▶ Selected extract

I can walk in lagoons removing rocks from flow overs. I can run a sewer cable with my bare hands. I can even manage to take that (sudden break off of a root/ blockage) dog-like shake from a black-sewer filled cable. I can crawl in a 10" crawl space with critters and spiders... BUT!! Aske me to clean a urinal drain and :blink: ARE YOU KIDDING ME?? That is disgusting!! I don't know what it is!! The next worse thing I have ever experienced is when I had to clean a drain line out with a jetter at a dog kennel!!  NOW THAT WILL TURN A STOMACH!!


----------



## SewerRatz (Apr 25, 2009)

Drinking fountain drains, and the spit lines for dentists. Spit after sitting for a while makes one hell of a smelly goo. I rather work on a urinal filled to the top with pi.... um I mean urine.


----------



## service guy (Jun 26, 2008)

Fountain drains, urinals, grease traps...c'mon, that stuff is child's play.

I guess you guys never had to unstop an old morgue drain and watch all the coagulated blood, fat and hair come up out of it. The smell is enough to knock out most anyone. I only did it once, and I hope I never have to do it again.


----------



## SewerRatz (Apr 25, 2009)

I did hear of a service call about rusty water coming out of the drinking fountain in a hospital near the morgue. Turned out all the pipes where copper in the whole place, and the source of the "rust" colored water was the morgue table, there was a cross connection with the hand wand and the table drain.


----------



## UnclogNH (Mar 28, 2009)

service guy said:


> Fountain drains, urinals, grease traps...c'mon, that stuff is child's play.
> 
> I guess you guys never had to unstop an old morgue drain and watch all the coagulated blood, fat and hair come up out of it. The smell is enough to knock out most anyone. I only did it once, and I hope I never have to do it again.


Been there done that. Love the hair balls, unknown fatty blobs nasty dried brown blood. 
I dispose of the cable & blades after that and charge them for a new one. Plus extra for the hazard of clearing the line. They will give me a hard time about it. Till I tell them not all of them died from old age. These guy's get like 6K per funeral so $800 minimum + cable & blades every couple of years is not much for that hazard job.

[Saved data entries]
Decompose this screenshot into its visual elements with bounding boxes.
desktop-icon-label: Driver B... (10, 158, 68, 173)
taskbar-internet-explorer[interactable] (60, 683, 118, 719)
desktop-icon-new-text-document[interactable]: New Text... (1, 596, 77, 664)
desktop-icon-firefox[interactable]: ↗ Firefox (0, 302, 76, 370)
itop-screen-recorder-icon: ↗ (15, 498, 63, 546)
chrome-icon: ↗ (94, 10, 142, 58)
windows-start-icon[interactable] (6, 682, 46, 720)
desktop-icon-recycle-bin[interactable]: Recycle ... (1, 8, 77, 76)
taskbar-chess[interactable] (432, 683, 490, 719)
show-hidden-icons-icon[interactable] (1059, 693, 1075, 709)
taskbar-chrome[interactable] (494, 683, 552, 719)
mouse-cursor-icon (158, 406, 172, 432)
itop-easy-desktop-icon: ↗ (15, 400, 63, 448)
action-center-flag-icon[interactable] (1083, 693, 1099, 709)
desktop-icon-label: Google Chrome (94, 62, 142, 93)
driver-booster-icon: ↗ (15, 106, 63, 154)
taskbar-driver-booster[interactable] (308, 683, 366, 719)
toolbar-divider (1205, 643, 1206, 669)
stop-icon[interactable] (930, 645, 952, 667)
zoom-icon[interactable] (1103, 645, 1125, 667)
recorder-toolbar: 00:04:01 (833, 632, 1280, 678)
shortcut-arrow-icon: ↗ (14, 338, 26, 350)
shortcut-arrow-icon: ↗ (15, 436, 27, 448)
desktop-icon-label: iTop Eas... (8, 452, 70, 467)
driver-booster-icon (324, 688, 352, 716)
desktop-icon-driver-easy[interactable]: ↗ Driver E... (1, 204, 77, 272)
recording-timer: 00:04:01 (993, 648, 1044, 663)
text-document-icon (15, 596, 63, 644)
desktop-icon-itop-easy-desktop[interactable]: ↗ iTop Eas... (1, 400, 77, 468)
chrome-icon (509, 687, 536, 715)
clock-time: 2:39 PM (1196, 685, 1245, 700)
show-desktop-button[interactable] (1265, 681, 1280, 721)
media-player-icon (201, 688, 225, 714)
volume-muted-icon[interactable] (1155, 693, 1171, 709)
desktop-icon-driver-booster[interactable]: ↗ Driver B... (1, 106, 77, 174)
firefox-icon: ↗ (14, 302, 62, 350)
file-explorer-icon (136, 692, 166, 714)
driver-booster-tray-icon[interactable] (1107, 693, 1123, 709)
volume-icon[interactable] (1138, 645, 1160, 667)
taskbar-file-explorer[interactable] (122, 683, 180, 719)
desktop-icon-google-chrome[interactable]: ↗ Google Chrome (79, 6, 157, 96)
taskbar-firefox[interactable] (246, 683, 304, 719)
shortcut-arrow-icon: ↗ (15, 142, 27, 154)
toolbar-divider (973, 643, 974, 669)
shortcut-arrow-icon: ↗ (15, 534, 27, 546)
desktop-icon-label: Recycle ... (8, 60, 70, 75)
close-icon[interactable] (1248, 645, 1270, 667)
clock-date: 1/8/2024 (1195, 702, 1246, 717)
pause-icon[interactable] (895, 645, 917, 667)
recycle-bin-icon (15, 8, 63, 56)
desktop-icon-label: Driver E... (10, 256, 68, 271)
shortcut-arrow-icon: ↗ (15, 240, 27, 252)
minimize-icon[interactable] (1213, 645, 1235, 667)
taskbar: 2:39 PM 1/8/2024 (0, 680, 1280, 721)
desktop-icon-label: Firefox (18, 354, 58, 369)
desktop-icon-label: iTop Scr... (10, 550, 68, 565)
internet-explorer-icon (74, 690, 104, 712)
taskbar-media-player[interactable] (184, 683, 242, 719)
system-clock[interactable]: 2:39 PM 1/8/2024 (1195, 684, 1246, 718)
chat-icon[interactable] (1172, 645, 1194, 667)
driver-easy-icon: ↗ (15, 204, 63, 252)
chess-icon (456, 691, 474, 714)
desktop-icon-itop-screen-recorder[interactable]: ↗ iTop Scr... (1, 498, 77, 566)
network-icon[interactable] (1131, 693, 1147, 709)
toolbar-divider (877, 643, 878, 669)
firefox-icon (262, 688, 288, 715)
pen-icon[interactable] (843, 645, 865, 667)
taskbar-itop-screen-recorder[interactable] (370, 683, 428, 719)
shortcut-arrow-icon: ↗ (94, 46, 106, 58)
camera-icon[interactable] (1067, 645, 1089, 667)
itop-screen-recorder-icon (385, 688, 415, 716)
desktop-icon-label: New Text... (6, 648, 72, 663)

▶ Task set
a) According to the thread about unpleasant drain-cleaning jobs, what was the source of the rust-colored water coming out of the hospital drinking fountain?
b) Carry on the thread about unpleasant drain-cleaning jobs, starting after its final post.

▶ Answers for the exercise
a) The water came from the morgue table, through a cross connection between the hand wand and the table drain.

b)
----------



## Lee in Texas (Jun 24, 2009)

cdpunneo said:


> I can walk in lagoons removing rocks from flow overs. I can run a sewer cable with my bare hands. I can even manage to take that (sudden break off of a root/ blockage) dog-like shake from a black-sewer filled cable. I can crawl in a 10" crawl space with critters and spiders... BUT!! Aske me to clean a urinal drain and :blink: ARE YOU KIDDING ME?? That is disgusting!! I don't know what it is!! The next worse thing I have ever experienced is when I had to clean a drain line out with a jetter at a dog kennel!!  NOW THAT WILL TURN A STOMACH!!


Why not just charge more for cleaning than replacement?


----------



## Redwood (Sep 8, 2008)

water coolers, crawl spaces, tin houses on wheels, clogged urinals...
You ain't talkin about jack!:whistling2:

Lets run down to the local funeral parlor and snake a line...

Anybody wanna join me...

It's the one in the back room where they do the liposuction on the stiffs....:laughing:

Say what's that wrapped up on the cable?

It looks like uncooked chicken skin....

Been there and done that!:thumbup:

I agree with you 110% Service Guy & UnclogNH!


----------



## user823 (Feb 3, 2009)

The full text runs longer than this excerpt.